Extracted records

:::

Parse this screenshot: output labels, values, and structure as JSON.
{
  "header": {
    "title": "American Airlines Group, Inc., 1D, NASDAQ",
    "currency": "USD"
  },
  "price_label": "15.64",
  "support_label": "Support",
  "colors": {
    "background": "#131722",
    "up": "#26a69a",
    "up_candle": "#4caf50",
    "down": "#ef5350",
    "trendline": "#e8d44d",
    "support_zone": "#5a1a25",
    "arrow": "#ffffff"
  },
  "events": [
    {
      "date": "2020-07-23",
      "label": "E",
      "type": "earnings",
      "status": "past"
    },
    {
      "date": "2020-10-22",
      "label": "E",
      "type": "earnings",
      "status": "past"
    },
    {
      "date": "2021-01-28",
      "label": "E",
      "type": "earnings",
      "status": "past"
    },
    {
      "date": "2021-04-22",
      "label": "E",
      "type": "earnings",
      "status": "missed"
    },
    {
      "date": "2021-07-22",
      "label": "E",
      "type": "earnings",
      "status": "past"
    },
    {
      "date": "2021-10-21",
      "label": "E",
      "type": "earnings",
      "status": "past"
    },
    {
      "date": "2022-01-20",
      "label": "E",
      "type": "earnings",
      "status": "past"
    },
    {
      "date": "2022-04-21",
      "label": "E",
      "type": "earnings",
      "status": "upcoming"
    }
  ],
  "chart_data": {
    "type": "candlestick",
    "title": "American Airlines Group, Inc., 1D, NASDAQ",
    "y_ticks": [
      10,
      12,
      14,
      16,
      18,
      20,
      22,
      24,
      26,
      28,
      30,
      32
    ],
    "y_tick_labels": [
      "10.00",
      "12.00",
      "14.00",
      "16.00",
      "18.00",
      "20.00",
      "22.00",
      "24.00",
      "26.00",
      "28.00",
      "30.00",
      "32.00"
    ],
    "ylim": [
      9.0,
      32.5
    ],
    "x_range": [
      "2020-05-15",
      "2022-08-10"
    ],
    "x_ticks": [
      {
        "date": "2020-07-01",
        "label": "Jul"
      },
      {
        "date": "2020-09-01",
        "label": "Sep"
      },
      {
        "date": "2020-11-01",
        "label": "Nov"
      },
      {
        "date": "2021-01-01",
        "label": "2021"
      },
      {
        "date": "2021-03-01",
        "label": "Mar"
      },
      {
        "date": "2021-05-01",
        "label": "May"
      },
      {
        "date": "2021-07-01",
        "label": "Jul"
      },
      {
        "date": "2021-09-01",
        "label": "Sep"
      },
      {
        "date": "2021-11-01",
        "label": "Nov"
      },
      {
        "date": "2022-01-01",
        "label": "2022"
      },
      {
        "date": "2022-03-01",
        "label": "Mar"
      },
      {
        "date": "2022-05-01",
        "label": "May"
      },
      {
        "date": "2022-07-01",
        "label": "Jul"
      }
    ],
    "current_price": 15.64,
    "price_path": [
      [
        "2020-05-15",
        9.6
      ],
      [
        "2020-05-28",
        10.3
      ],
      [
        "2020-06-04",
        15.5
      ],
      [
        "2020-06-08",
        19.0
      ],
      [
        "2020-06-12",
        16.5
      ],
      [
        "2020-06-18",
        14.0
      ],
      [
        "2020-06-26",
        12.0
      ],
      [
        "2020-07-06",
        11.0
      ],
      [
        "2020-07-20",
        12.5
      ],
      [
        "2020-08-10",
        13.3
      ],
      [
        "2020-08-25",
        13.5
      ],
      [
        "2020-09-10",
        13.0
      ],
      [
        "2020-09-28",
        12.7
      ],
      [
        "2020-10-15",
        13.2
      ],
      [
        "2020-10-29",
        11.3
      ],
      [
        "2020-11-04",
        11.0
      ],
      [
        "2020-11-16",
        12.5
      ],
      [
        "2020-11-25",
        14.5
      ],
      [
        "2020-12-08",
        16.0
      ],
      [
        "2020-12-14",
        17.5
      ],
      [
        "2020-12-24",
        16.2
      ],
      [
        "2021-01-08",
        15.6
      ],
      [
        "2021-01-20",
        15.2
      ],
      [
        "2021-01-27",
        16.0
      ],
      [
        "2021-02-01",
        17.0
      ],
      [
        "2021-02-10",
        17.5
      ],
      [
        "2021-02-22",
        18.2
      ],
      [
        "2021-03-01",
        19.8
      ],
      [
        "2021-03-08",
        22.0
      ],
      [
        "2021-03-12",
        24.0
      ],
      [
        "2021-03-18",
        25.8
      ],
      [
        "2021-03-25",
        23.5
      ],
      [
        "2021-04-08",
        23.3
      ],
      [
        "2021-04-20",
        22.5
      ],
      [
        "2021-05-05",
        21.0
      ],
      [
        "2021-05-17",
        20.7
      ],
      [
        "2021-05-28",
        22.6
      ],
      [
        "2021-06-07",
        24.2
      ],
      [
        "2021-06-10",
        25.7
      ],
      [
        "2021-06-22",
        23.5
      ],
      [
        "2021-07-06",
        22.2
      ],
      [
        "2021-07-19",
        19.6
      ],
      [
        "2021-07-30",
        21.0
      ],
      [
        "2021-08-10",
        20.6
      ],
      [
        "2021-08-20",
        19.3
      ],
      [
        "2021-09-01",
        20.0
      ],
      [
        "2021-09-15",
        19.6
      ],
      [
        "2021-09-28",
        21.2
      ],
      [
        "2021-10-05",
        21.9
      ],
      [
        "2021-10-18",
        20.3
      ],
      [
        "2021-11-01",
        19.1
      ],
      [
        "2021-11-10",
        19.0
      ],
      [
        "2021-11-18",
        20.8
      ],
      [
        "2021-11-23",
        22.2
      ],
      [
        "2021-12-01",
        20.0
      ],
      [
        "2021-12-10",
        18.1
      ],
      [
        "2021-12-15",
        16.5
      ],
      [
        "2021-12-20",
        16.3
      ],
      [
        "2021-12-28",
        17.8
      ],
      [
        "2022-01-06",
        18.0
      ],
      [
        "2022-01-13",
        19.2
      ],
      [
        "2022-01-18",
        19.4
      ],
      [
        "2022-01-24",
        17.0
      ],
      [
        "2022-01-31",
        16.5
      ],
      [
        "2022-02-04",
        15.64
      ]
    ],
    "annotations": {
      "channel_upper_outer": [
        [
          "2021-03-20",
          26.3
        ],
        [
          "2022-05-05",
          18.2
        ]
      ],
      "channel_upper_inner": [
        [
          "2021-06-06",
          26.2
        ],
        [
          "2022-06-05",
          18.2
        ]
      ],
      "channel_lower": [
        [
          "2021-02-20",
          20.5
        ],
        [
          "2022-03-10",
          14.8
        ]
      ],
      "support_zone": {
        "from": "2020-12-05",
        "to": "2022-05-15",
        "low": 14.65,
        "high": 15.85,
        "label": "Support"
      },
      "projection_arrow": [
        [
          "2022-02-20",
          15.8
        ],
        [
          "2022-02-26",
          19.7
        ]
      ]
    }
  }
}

:::

* Do this
Return every line exactly.

* Exercise output
Parse this screenshot: output labels, values, and structure as JSON.
{
  "header": {
    "title": "American Airlines Group, Inc., 1D, NASDAQ",
    "currency": "USD"
  },
  "price_label": "15.64",
  "support_label": "Support",
  "colors": {
    "background": "#131722",
    "up": "#26a69a",
    "up_candle": "#4caf50",
    "down": "#ef5350",
    "trendline": "#e8d44d",
    "support_zone": "#5a1a25",
    "arrow": "#ffffff"
  },
  "events": [
    {
      "date": "2020-07-23",
      "label": "E",
      "type": "earnings",
      "status": "past"
    },
    {
      "date": "2020-10-22",
      "label": "E",
      "type": "earnings",
      "status": "past"
    },
    {
      "date": "2021-01-28",
      "label": "E",
      "type": "earnings",
      "status": "past"
    },
    {
      "date": "2021-04-22",
      "label": "E",
      "type": "earnings",
      "status": "missed"
    },
    {
      "date": "2021-07-22",
      "label": "E",
      "type": "earnings",
      "status": "past"
    },
    {
      "date": "2021-10-21",
      "label": "E",
      "type": "earnings",
      "status": "past"
    },
    {
      "date": "2022-01-20",
      "label": "E",
      "type": "earnings",
      "status": "past"
    },
    {
      "date": "2022-04-21",
      "label": "E",
      "type": "earnings",
      "status": "upcoming"
    }
  ],
  "chart_data": {
    "type": "candlestick",
    "title": "American Airlines Group, Inc., 1D, NASDAQ",
    "y_ticks": [
      10,
      12,
      14,
      16,
      18,
      20,
      22,
      24,
      26,
      28,
      30,
      32
    ],
    "y_tick_labels": [
      "10.00",
      "12.00",
      "14.00",
      "16.00",
      "18.00",
      "20.00",
      "22.00",
      "24.00",
      "26.00",
      "28.00",
      "30.00",
      "32.00"
    ],
    "ylim": [
      9.0,
      32.5
    ],
    "x_range": [
      "2020-05-15",
      "2022-08-10"
    ],
    "x_ticks": [
      {
        "date": "2020-07-01",
        "label": "Jul"
      },
      {
        "date": "2020-09-01",
        "label": "Sep"
      },
      {
        "date": "2020-11-01",
        "label": "Nov"
      },
      {
        "date": "2021-01-01",
        "label": "2021"
      },
      {
        "date": "2021-03-01",
        "label": "Mar"
      },
      {
        "date": "2021-05-01",
        "label": "May"
      },
      {
        "date": "2021-07-01",
        "label": "Jul"
      },
      {
        "date": "2021-09-01",
        "label": "Sep"
      },
      {
        "date": "2021-11-01",
        "label": "Nov"
      },
      {
        "date": "2022-01-01",
        "label": "2022"
      },
      {
        "date": "2022-03-01",
        "label": "Mar"
      },
      {
        "date": "2022-05-01",
        "label": "May"
      },
      {
        "date": "2022-07-01",
        "label": "Jul"
      }
    ],
    "current_price": 15.64,
    "price_path": [
      [
        "2020-05-15",
        9.6
      ],
      [
        "2020-05-28",
        10.3
      ],
      [
        "2020-06-04",
        15.5
      ],
      [
        "2020-06-08",
        19.0
      ],
      [
        "2020-06-12",
        16.5
      ],
      [
        "2020-06-18",
        14.0
      ],
      [
        "2020-06-26",
        12.0
      ],
      [
        "2020-07-06",
        11.0
      ],
      [
        "2020-07-20",
        12.5
      ],
      [
        "2020-08-10",
        13.3
      ],
      [
        "2020-08-25",
        13.5
      ],
      [
        "2020-09-10",
        13.0
      ],
      [
        "2020-09-28",
        12.7
      ],
      [
        "2020-10-15",
        13.2
      ],
      [
        "2020-10-29",
        11.3
      ],
      [
        "2020-11-04",
        11.0
      ],
      [
        "2020-11-16",
        12.5
      ],
      [
        "2020-11-25",
        14.5
      ],
      [
        "2020-12-08",
        16.0
      ],
      [
        "2020-12-14",
        17.5
      ],
      [
        "2020-12-24",
        16.2
      ],
      [
        "2021-01-08",
        15.6
      ],
      [
        "2021-01-20",
        15.2
      ],
      [
        "2021-01-27",
        16.0
      ],
      [
        "2021-02-01",
        17.0
      ],
      [
        "2021-02-10",
        17.5
      ],
      [
        "2021-02-22",
        18.2
      ],
      [
        "2021-03-01",
        19.8
      ],
      [
        "2021-03-08",
        22.0
      ],
      [
        "2021-03-12",
        24.0
      ],
      [
        "2021-03-18",
        25.8
      ],
      [
        "2021-03-25",
        23.5
      ],
      [
        "2021-04-08",
        23.3
      ],
      [
        "2021-04-20",
        22.5
      ],
      [
        "2021-05-05",
        21.0
      ],
      [
        "2021-05-17",
        20.7
      ],
      [
        "2021-05-28",
        22.6
      ],
      [
        "2021-06-07",
        24.2
      ],
      [
        "2021-06-10",
        25.7
      ],
      [
        "2021-06-22",
        23.5
      ],
      [
        "2021-07-06",
        22.2
      ],
      [
        "2021-07-19",
        19.6
      ],
      [
        "2021-07-30",
        21.0
      ],
      [
        "2021-08-10",
        20.6
      ],
      [
        "2021-08-20",
        19.3
      ],
      [
        "2021-09-01",
        20.0
      ],
      [
        "2021-09-15",
        19.6
      ],
      [
        "2021-09-28",
        21.2
      ],
      [
        "2021-10-05",
        21.9
      ],
      [
        "2021-10-18",
        20.3
      ],
      [
        "2021-11-01",
        19.1
      ],
      [
        "2021-11-10",
        19.0
      ],
      [
        "2021-11-18",
        20.8
      ],
      [
        "2021-11-23",
        22.2
      ],
      [
        "2021-12-01",
        20.0
      ],
      [
        "2021-12-10",
        18.1
      ],
      [
        "2021-12-15",
        16.5
      ],
      [
        "2021-12-20",
        16.3
      ],
      [
        "2021-12-28",
        17.8
      ],
      [
        "2022-01-06",
        18.0
      ],
      [
        "2022-01-13",
        19.2
      ],
      [
        "2022-01-18",
        19.4
      ],
      [
        "2022-01-24",
        17.0
      ],
      [
        "2022-01-31",
        16.5
      ],
      [
        "2022-02-04",
        15.64
      ]
    ],
    "annotations": {
      "channel_upper_outer": [
        [
          "2021-03-20",
          26.3
        ],
        [
          "2022-05-05",
          18.2
        ]
      ],
      "channel_upper_inner": [
        [
          "2021-06-06",
          26.2
        ],
        [
          "2022-06-05",
          18.2
        ]
      ],
      "channel_lower": [
        [
          "2021-02-20",
          20.5
        ],
        [
          "2022-03-10",
          14.8
        ]
      ],
      "support_zone": {
        "from": "2020-12-05",
        "to": "2022-05-15",
        "low": 14.65,
        "high": 15.85,
        "label": "Support"
      },
      "projection_arrow": [
        [
          "2022-02-20",
          15.8
        ],
        [
          "2022-02-26",
          19.7
        ]
      ]
    }
  }
}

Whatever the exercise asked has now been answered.